**Records from a collection of figures**
•••
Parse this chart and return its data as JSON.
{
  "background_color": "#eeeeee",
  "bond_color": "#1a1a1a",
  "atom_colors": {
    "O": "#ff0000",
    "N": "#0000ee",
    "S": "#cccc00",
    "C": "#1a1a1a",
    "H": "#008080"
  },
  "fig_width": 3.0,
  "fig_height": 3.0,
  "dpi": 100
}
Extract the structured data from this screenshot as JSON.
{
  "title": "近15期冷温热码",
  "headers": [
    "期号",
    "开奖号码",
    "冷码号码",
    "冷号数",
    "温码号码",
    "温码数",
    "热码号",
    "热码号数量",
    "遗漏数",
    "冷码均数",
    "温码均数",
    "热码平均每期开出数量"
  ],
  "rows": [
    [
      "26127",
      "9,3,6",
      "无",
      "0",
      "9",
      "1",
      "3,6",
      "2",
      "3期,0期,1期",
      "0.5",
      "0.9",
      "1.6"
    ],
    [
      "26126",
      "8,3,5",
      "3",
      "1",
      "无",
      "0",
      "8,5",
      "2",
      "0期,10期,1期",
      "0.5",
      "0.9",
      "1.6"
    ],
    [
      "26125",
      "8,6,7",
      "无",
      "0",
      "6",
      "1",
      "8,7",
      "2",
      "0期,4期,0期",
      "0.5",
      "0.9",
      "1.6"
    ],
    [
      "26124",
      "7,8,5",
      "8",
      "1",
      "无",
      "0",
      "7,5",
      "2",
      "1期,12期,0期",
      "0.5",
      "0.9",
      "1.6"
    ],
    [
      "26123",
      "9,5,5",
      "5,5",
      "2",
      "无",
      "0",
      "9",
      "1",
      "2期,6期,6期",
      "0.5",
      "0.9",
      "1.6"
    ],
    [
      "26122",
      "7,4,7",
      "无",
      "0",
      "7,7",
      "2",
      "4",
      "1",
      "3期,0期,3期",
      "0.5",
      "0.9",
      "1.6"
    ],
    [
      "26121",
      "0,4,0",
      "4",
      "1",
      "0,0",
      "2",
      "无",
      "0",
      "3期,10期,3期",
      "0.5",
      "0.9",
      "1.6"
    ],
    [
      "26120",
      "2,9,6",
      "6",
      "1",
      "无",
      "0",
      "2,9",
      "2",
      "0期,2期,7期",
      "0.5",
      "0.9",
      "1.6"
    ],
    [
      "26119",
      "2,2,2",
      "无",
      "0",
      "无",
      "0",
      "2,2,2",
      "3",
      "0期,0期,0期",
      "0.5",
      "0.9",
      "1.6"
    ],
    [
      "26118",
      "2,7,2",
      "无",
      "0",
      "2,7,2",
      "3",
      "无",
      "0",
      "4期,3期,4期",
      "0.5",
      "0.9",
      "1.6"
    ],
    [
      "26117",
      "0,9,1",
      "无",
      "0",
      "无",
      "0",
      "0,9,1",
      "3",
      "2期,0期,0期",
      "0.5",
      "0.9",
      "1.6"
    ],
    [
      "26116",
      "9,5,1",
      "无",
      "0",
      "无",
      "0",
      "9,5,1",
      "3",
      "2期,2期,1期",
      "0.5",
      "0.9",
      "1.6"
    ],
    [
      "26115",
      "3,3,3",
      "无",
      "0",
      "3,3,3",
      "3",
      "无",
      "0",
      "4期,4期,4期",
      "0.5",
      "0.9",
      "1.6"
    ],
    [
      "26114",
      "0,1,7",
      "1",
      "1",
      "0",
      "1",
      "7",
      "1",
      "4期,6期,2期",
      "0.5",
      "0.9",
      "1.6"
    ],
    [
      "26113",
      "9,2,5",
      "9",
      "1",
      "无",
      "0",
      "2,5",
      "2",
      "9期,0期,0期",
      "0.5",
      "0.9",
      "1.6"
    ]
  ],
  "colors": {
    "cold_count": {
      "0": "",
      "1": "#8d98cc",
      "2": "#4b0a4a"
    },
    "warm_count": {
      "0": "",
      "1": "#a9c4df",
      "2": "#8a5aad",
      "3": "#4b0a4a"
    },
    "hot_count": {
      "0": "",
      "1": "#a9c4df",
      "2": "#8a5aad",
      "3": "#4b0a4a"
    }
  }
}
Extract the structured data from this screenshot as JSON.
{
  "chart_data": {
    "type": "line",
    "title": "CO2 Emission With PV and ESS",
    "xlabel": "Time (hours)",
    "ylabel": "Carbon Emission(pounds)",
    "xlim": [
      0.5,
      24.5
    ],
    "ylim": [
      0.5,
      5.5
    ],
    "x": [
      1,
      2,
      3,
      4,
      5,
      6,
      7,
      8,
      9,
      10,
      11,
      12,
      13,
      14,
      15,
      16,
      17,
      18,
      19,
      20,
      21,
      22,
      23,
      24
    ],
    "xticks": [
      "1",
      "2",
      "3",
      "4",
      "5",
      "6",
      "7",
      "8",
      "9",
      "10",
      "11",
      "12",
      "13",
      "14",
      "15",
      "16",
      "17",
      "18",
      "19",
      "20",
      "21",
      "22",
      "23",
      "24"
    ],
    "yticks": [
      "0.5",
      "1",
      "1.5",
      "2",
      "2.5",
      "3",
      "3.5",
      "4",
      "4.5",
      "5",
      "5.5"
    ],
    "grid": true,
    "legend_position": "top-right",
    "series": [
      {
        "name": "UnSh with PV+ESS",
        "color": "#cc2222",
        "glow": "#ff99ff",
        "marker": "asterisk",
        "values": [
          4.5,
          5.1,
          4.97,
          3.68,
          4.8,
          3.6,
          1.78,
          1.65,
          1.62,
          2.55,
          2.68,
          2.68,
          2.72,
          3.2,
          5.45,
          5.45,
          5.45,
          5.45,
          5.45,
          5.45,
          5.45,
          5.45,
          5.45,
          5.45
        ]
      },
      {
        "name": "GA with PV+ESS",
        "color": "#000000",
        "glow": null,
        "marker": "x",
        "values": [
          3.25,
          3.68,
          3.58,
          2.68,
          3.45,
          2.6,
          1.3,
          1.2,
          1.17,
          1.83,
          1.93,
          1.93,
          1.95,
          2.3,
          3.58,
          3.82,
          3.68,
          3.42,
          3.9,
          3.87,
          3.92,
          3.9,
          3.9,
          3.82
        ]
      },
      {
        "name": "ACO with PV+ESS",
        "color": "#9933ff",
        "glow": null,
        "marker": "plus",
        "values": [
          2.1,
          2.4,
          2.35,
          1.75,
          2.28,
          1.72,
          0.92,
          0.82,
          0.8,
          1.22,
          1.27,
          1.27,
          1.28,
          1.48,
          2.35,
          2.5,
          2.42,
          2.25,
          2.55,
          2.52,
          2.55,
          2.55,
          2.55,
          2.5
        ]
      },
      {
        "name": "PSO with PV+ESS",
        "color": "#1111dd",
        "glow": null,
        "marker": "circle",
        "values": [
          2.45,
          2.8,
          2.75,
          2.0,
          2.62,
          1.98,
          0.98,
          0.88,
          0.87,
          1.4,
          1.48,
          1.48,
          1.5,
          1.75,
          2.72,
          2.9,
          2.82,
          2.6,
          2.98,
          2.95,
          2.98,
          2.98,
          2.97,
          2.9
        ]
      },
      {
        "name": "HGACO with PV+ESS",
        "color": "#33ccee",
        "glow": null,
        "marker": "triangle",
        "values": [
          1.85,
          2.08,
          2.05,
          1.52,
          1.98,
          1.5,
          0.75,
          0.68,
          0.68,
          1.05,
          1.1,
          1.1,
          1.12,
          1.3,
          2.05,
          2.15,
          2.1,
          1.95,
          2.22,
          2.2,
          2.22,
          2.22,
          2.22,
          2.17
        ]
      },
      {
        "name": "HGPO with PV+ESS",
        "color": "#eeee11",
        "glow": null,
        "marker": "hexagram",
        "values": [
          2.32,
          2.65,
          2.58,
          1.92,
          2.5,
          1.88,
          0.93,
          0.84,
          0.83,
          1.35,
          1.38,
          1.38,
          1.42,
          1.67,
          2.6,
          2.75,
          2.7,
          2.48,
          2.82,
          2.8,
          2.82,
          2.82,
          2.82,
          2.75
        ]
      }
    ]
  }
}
•••
**Prompt**
Copy out all lines that carry the word "marker".

**Exercise response**
        "marker": "asterisk",
        "marker": "x",
        "marker": "plus",
        "marker": "circle",
        "marker": "triangle",
        "marker": "hexagram",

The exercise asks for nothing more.